* **TASK STATEMENT**
From the entries that follow, gather each line holding the word "DAYS".

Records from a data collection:
☆ ☆ ☆

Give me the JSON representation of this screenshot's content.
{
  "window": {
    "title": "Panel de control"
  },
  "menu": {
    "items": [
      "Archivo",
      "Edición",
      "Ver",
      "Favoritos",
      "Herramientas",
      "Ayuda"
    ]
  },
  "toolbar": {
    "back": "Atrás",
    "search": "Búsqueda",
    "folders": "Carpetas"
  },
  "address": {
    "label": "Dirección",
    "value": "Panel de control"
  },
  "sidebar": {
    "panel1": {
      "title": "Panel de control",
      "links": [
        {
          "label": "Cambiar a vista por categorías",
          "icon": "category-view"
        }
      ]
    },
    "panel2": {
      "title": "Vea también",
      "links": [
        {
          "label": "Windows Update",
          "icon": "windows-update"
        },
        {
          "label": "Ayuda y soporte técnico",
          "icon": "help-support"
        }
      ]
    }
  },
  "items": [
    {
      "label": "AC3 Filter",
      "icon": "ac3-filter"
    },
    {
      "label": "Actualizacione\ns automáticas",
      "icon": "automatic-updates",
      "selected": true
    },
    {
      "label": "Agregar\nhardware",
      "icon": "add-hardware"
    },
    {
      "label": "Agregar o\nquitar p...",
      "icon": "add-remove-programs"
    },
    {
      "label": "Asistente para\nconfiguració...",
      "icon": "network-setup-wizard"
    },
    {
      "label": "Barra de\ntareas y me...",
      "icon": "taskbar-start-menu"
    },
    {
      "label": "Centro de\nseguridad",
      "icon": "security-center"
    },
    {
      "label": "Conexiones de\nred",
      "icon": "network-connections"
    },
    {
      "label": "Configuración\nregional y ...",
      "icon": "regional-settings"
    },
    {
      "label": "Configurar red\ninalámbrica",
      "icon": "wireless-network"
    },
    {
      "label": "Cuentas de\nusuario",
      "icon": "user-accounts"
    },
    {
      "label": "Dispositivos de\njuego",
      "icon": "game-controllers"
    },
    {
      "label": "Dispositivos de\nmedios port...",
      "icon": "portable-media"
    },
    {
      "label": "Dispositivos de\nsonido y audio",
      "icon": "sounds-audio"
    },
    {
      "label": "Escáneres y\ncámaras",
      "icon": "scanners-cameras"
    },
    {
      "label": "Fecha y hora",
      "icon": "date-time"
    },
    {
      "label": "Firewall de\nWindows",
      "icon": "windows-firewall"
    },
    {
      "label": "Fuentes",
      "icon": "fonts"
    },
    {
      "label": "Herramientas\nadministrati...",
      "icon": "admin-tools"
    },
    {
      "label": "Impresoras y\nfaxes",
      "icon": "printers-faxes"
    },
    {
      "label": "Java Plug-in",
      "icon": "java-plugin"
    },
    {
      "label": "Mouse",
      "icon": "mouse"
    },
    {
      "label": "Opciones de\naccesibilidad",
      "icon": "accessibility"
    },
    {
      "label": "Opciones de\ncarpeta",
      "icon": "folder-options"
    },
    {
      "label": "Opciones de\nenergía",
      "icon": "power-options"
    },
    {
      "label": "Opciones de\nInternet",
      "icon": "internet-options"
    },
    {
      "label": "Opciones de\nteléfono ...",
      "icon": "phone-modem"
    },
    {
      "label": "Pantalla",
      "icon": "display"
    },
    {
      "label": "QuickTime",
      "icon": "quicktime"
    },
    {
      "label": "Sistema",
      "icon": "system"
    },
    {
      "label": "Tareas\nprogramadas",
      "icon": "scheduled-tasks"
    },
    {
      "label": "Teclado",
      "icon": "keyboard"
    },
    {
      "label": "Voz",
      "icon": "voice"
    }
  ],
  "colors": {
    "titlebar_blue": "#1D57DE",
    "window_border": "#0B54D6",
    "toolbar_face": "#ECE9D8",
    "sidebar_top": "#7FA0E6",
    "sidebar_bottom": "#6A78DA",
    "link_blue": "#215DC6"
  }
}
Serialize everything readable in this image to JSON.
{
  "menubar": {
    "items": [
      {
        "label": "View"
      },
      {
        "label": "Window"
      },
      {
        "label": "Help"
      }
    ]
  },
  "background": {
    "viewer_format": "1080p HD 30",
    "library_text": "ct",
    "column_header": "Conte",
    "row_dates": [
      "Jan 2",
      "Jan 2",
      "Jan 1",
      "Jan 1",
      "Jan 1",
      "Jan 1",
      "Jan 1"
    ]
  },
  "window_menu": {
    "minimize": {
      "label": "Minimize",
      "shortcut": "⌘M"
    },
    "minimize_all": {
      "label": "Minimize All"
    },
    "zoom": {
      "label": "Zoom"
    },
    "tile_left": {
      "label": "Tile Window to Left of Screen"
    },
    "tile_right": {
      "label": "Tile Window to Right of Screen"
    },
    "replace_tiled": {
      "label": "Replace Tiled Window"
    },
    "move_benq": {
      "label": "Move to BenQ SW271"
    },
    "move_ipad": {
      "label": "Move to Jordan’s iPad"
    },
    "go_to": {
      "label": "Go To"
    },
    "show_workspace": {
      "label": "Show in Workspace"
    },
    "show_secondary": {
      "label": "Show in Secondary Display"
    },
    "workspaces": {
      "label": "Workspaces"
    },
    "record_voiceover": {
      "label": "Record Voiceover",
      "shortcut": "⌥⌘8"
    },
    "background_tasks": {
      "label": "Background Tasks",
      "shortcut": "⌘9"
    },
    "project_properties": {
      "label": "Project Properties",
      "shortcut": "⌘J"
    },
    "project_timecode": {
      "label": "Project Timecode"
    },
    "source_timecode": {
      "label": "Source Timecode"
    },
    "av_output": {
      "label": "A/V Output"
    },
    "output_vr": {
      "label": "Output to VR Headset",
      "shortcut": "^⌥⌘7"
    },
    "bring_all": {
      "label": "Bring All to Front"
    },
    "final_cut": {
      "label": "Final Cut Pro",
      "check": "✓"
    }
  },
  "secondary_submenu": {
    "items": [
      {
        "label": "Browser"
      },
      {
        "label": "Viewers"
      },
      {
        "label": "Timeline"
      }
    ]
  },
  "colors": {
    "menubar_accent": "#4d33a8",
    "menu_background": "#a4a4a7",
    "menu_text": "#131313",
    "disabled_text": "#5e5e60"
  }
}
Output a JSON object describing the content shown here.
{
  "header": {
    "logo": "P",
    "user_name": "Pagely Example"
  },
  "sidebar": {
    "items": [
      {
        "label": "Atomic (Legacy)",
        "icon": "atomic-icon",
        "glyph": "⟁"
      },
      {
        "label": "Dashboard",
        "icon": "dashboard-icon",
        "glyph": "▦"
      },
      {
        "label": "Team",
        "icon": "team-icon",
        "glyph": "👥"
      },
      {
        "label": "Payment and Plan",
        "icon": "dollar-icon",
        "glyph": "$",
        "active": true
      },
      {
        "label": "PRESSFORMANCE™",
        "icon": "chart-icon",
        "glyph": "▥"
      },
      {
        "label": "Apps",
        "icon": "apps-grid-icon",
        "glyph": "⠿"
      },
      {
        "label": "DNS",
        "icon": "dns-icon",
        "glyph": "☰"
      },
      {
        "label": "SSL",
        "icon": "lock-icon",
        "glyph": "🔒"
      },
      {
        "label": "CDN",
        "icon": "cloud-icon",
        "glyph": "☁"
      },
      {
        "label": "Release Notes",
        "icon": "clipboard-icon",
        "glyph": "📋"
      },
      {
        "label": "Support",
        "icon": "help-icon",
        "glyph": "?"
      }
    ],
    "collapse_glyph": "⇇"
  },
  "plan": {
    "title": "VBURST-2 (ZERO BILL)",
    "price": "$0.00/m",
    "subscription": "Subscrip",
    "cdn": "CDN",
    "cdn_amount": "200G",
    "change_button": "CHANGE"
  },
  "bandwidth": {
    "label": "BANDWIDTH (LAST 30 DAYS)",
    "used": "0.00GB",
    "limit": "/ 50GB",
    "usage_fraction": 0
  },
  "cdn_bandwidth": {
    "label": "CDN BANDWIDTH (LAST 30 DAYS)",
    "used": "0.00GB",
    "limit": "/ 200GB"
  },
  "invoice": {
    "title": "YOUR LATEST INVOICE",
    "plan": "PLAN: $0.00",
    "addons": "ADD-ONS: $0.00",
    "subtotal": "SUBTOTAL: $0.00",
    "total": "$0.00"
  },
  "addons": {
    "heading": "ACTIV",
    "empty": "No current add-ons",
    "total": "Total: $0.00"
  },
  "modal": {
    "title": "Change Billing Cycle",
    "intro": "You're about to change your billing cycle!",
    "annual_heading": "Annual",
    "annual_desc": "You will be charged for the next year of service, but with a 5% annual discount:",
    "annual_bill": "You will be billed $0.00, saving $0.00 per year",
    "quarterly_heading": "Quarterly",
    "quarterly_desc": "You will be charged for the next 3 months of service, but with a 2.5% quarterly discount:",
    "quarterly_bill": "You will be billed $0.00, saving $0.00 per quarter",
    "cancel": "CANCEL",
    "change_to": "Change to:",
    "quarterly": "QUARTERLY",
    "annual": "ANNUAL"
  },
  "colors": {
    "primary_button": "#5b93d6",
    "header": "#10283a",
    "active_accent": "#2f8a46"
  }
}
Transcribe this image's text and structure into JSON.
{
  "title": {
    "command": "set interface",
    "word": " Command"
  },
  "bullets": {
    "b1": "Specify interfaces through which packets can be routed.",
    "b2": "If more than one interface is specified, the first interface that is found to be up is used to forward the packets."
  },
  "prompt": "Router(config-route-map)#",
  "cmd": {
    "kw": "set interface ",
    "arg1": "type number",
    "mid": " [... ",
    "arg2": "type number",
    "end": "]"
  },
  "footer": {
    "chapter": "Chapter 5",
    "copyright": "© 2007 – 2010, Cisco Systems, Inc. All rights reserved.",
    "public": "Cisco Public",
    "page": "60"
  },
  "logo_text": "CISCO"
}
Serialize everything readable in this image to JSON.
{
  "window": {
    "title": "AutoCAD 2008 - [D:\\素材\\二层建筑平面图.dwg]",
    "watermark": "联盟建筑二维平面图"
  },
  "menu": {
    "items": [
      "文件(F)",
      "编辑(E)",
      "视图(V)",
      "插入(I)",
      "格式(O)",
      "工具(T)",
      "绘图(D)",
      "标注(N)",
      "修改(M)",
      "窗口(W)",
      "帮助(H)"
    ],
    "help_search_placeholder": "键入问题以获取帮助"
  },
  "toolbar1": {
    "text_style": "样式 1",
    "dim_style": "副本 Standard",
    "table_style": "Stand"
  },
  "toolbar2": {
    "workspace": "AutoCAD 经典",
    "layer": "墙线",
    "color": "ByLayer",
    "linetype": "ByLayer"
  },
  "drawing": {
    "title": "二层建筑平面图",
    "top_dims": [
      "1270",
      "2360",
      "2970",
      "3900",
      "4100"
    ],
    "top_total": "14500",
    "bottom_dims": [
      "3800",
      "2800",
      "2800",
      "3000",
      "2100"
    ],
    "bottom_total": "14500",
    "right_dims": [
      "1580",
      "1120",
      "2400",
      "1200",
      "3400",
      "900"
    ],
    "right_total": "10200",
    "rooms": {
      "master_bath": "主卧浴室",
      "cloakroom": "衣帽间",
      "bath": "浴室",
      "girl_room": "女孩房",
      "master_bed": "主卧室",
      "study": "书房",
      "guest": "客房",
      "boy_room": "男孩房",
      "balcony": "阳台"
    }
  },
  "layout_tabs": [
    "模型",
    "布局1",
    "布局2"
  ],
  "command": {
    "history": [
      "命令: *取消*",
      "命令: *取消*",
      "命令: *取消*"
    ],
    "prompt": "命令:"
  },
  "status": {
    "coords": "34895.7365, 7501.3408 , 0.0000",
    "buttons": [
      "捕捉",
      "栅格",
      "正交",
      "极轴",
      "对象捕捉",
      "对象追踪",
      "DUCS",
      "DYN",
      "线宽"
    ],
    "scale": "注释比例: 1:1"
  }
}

☆ ☆ ☆

* **EXERCISE ANSWER**
    "label": "BANDWIDTH (LAST 30 DAYS)",
    "label": "CDN BANDWIDTH (LAST 30 DAYS)",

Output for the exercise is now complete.